* _Recorded information_:
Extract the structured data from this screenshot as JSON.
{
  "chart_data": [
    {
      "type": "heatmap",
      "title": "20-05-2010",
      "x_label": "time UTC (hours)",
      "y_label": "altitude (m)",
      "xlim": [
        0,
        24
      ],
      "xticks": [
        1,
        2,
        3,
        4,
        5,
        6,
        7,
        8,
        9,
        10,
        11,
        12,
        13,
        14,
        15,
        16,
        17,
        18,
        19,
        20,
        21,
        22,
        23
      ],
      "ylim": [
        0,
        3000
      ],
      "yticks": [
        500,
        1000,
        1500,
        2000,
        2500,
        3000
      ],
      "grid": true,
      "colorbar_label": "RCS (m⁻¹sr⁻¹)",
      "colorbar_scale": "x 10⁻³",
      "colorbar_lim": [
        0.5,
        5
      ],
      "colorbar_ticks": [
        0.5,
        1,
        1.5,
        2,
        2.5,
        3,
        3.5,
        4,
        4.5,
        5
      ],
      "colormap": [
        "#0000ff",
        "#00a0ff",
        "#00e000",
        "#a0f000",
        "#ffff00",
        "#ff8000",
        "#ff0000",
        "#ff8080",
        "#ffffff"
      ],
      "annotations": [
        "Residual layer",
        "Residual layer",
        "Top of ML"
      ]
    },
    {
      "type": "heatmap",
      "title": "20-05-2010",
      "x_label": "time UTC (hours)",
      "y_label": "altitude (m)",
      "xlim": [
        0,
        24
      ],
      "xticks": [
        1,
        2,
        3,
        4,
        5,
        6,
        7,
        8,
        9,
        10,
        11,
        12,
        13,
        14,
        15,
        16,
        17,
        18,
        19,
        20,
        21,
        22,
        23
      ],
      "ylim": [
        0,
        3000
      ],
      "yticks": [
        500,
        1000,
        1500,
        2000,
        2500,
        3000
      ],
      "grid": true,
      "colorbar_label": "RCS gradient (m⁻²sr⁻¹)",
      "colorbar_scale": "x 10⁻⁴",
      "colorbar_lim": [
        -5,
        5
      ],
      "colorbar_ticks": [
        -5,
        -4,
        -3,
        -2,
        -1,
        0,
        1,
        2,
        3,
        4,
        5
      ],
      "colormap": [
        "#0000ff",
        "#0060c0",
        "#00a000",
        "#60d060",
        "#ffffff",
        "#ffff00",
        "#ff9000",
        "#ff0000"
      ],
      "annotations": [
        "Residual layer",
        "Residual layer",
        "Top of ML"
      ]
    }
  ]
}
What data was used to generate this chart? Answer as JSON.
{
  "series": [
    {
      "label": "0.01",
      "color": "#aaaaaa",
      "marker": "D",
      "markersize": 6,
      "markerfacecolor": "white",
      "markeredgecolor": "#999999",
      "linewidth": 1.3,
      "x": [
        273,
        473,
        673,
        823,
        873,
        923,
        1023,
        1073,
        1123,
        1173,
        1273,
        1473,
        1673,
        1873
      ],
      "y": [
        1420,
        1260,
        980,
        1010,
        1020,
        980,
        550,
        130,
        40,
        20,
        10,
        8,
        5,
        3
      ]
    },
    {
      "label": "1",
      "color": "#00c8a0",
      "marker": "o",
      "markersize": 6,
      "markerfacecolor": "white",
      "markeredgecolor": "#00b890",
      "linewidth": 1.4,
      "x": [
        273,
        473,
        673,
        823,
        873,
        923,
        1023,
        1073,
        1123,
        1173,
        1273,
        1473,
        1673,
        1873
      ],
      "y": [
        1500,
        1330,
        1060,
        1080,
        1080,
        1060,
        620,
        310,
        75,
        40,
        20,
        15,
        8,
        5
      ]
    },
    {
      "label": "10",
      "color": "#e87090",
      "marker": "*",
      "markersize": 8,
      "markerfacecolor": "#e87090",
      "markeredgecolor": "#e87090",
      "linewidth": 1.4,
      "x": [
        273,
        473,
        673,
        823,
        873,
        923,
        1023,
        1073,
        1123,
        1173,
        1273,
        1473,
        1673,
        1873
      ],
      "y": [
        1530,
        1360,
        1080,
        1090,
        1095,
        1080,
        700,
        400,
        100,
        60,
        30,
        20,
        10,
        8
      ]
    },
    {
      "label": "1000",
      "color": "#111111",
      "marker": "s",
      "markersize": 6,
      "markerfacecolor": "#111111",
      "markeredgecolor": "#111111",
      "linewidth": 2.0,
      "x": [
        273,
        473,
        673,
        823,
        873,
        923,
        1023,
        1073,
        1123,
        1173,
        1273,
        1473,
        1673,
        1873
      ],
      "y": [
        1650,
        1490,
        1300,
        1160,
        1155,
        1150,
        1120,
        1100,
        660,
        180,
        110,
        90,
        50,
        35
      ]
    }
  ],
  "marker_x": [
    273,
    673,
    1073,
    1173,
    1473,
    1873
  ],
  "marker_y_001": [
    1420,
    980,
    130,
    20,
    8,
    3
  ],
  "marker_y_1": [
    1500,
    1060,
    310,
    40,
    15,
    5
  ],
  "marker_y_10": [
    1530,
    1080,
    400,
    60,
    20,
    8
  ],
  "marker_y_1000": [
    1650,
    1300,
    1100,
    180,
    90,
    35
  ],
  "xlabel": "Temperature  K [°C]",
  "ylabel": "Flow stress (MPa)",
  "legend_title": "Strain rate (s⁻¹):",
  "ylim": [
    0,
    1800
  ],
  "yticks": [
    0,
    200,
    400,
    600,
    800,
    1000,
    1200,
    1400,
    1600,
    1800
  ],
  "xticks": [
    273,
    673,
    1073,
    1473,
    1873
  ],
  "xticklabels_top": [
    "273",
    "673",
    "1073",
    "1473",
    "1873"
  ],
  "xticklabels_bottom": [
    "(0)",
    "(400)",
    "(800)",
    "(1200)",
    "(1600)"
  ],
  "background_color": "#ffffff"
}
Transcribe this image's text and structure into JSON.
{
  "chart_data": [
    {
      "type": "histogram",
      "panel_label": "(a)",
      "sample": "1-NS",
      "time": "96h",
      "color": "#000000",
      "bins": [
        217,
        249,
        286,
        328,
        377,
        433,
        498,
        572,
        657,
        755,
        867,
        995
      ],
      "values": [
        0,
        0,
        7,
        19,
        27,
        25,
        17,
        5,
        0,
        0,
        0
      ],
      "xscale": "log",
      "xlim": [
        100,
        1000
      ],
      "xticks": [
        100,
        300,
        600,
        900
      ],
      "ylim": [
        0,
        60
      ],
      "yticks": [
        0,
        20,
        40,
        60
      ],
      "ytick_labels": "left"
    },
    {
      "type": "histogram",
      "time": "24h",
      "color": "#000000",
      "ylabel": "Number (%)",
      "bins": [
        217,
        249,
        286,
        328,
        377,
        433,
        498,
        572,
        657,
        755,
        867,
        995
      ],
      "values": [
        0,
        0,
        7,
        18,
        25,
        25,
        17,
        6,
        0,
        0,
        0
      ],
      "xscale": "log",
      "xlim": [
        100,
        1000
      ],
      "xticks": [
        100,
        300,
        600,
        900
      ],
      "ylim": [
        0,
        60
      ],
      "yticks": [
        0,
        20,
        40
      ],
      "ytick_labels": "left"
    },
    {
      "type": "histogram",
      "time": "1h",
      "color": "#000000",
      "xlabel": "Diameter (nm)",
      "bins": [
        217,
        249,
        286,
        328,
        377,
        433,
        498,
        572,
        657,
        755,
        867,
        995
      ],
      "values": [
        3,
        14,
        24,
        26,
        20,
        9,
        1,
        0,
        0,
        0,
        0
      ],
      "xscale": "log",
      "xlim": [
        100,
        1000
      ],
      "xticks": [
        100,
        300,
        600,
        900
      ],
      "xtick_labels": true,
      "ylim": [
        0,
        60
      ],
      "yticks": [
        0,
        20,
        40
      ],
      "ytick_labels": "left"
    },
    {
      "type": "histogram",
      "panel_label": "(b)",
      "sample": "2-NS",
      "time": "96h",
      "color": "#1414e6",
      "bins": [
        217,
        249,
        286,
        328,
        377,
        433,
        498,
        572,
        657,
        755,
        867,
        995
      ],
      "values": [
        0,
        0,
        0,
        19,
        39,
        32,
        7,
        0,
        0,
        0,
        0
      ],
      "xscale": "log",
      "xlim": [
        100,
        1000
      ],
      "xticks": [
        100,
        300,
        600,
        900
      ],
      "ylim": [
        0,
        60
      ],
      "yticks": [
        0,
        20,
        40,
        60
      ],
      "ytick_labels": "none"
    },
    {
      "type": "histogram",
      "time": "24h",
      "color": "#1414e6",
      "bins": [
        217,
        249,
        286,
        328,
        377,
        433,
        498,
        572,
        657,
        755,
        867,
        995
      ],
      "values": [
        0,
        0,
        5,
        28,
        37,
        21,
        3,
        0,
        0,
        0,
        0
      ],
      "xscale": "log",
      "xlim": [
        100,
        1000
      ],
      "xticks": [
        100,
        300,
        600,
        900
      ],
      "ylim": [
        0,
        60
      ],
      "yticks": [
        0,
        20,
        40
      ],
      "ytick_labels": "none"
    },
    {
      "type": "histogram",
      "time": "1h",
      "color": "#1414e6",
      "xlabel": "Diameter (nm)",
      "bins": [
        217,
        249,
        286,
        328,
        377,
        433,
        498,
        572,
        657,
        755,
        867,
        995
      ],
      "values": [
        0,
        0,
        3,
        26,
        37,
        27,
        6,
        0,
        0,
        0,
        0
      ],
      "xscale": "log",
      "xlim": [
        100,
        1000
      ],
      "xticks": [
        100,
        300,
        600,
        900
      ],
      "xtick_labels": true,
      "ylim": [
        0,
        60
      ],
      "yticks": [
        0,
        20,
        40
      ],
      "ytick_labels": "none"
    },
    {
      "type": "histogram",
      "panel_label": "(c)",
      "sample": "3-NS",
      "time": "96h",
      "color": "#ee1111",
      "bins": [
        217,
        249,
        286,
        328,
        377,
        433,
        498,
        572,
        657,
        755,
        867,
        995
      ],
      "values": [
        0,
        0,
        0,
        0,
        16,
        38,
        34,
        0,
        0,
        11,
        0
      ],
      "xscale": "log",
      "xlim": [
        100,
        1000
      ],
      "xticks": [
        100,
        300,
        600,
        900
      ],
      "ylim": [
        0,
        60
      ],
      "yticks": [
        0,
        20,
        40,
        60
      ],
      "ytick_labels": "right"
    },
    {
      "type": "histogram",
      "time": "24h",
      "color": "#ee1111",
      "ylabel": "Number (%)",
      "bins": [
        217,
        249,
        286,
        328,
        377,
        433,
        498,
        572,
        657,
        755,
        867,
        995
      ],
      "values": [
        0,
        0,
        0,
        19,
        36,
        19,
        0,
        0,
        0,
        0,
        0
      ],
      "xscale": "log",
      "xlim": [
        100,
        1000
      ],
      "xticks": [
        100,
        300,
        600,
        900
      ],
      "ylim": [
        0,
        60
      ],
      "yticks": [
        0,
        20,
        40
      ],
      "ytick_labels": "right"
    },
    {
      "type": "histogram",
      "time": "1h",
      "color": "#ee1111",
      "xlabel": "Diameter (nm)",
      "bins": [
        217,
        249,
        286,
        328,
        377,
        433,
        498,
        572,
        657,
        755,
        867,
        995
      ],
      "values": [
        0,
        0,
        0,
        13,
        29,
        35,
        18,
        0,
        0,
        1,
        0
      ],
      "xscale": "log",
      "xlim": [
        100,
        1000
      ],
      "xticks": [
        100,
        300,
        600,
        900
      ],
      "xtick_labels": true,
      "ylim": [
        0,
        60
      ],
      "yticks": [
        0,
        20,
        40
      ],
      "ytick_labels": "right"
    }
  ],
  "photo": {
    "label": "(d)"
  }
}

* _Problem to work on_: Find the word "ffffff" in the records and pull out each line that has it.

* _The completed task_:
        "#ffffff"
        "#ffffff",
  "background_color": "#ffffff"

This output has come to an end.